— WRITTEN PROBLEM —
Collect each line of the entries that holds the string "сценариев".

A block of data
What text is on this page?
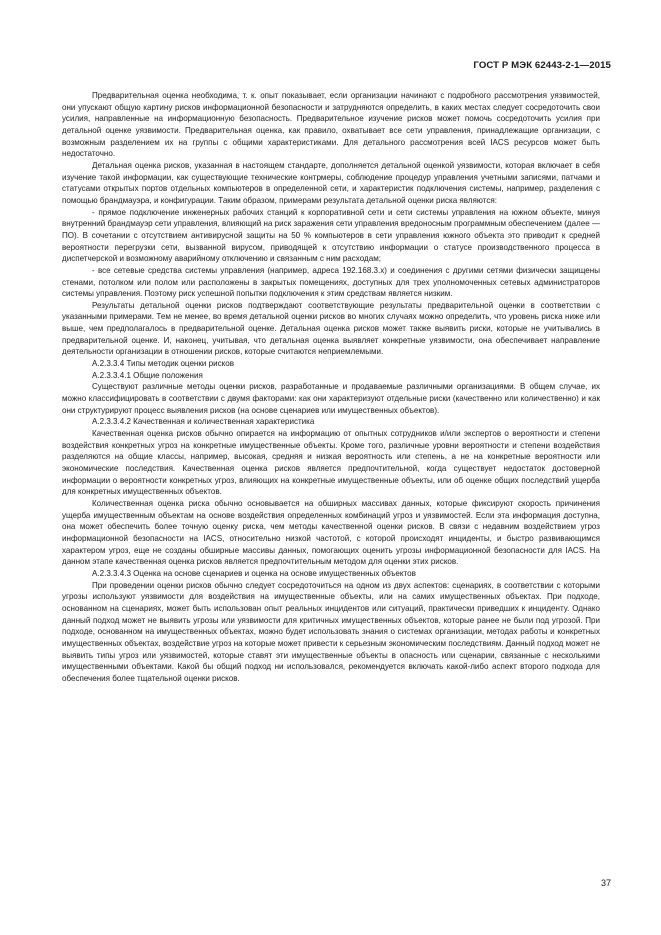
ГОСТ Р МЭК 62443-2-1—2015

Предварительная оценка необходима, т. к. опыт показывает, если организации начинают с подробного рассмотрения уязвимостей, они упускают общую картину рисков информационной безопасности и затрудняются определить, в каких местах следует сосредоточить свои усилия, направленные на информационную безопасность. Предварительное изучение рисков может помочь сосредоточить усилия при детальной оценке уязвимости. Предварительная оценка, как правило, охватывает все сети управления, принадлежащие организации, с возможным разделением их на группы с общими характеристиками. Для детального рассмотрения всей IACS ресурсов может быть недостаточно.

Детальная оценка рисков, указанная в настоящем стандарте, дополняется детальной оценкой уязвимости, которая включает в себя изучение такой информации, как существующие технические контрмеры, соблюдение процедур управления учетными записями, патчами и статусами открытых портов отдельных компьютеров в определенной сети, и характеристик подключения системы, например, разделения с помощью брандмауэра, и конфигурации. Таким образом, примерами результата детальной оценки риска являются:

- прямое подключение инженерных рабочих станций к корпоративной сети и сети системы управления на южном объекте, минуя внутренний брандмауэр сети управления, влияющий на риск заражения сети управления вредоносным программным обеспечением (далее — ПО). В сочетании с отсутствием антивирусной защиты на 50 % компьютеров в сети управления южного объекта это приводит к средней вероятности перегрузки сети, вызванной вирусом, приводящей к отсутствию информации о статусе производственного процесса в диспетчерской и возможному аварийному отключению и связанным с ним расходам;

- все сетевые средства системы управления (например, адреса 192.168.3.x) и соединения с другими сетями физически защищены стенами, потолком или полом или расположены в закрытых помещениях, доступных для трех уполномоченных сетевых администраторов системы управления. Поэтому риск успешной попытки подключения к этим средствам является низким.

Результаты детальной оценки рисков подтверждают соответствующие результаты предварительной оценки в соответствии с указанными примерами. Тем не менее, во время детальной оценки рисков во многих случаях можно определить, что уровень риска ниже или выше, чем предполагалось в предварительной оценке. Детальная оценка рисков может также выявить риски, которые не учитывались в предварительной оценке. И, наконец, учитывая, что детальная оценка выявляет конкретные уязвимости, она обеспечивает направление деятельности организации в отношении рисков, которые считаются неприемлемыми.

А.2.3.3.4 Типы методик оценки рисков

А.2.3.3.4.1 Общие положения

Существуют различные методы оценки рисков, разработанные и продаваемые различными организациями. В общем случае, их можно классифицировать в соответствии с двумя факторами: как они характеризуют отдельные риски (качественно или количественно) и как они структурируют процесс выявления рисков (на основе сценариев или имущественных объектов).

А.2.3.3.4.2 Качественная и количественная характеристика

Качественная оценка рисков обычно опирается на информацию от опытных сотрудников и/или экспертов о вероятности и степени воздействия конкретных угроз на конкретные имущественные объекты. Кроме того, различные уровни вероятности и степени воздействия разделяются на общие классы, например, высокая, средняя и низкая вероятность или степень, а не на конкретные вероятности или экономические последствия. Качественная оценка рисков является предпочтительной, когда существует недостаток достоверной информации о вероятности конкретных угроз, влияющих на конкретные имущественные объекты, или об оценке общих последствий ущерба для конкретных имущественных объектов.

Количественная оценка риска обычно основывается на обширных массивах данных, которые фиксируют скорость причинения ущерба имущественным объектам на основе воздействия определенных комбинаций угроз и уязвимостей. Если эта информация доступна, она может обеспечить более точную оценку риска, чем методы качественной оценки рисков. В связи с недавним воздействием угроз информационной безопасности на IACS, относительно низкой частотой, с которой происходят инциденты, и быстро развивающимся характером угроз, еще не созданы обширные массивы данных, помогающих оценить угрозы информационной безопасности для IACS. На данном этапе качественная оценка рисков является предпочтительным методом для оценки этих рисков.

А.2.3.3.4.3 Оценка на основе сценариев и оценка на основе имущественных объектов

При проведении оценки рисков обычно следует сосредоточиться на одном из двух аспектов: сценариях, в соответствии с которыми угрозы используют уязвимости для воздействия на имущественные объекты, или на самих имущественных объектах. При подходе, основанном на сценариях, может быть использован опыт реальных инцидентов или ситуаций, практически приведших к инциденту. Однако данный подход может не выявить угрозы или уязвимости для критичных имущественных объектов, которые ранее не были под угрозой. При подходе, основанном на имущественных объектах, можно будет использовать знания о системах организации, методах работы и конкретных имущественных объектах, воздействие угроз на которые может привести к серьезным экономическим последствиям. Данный подход может не выявить типы угроз или уязвимостей, которые ставят эти имущественные объекты в опасность или сценарии, связанные с несколькими имущественными объектами. Какой бы общий подход ни использовался, рекомендуется включать какой-либо аспект второго подхода для обеспечения более тщательной оценки рисков.

37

— ANSWER TO THIS PROBLEM —
Существуют различные методы оценки рисков, разработанные и продаваемые различными организациями. В общем случае, их можно классифицировать в соответствии с двумя факторами: как они характеризуют отдельные риски (качественно или количественно) и как они структурируют процесс выявления рисков (на основе сценариев или имущественных объектов).
А.2.3.3.4.3 Оценка на основе сценариев и оценка на основе имущественных объектов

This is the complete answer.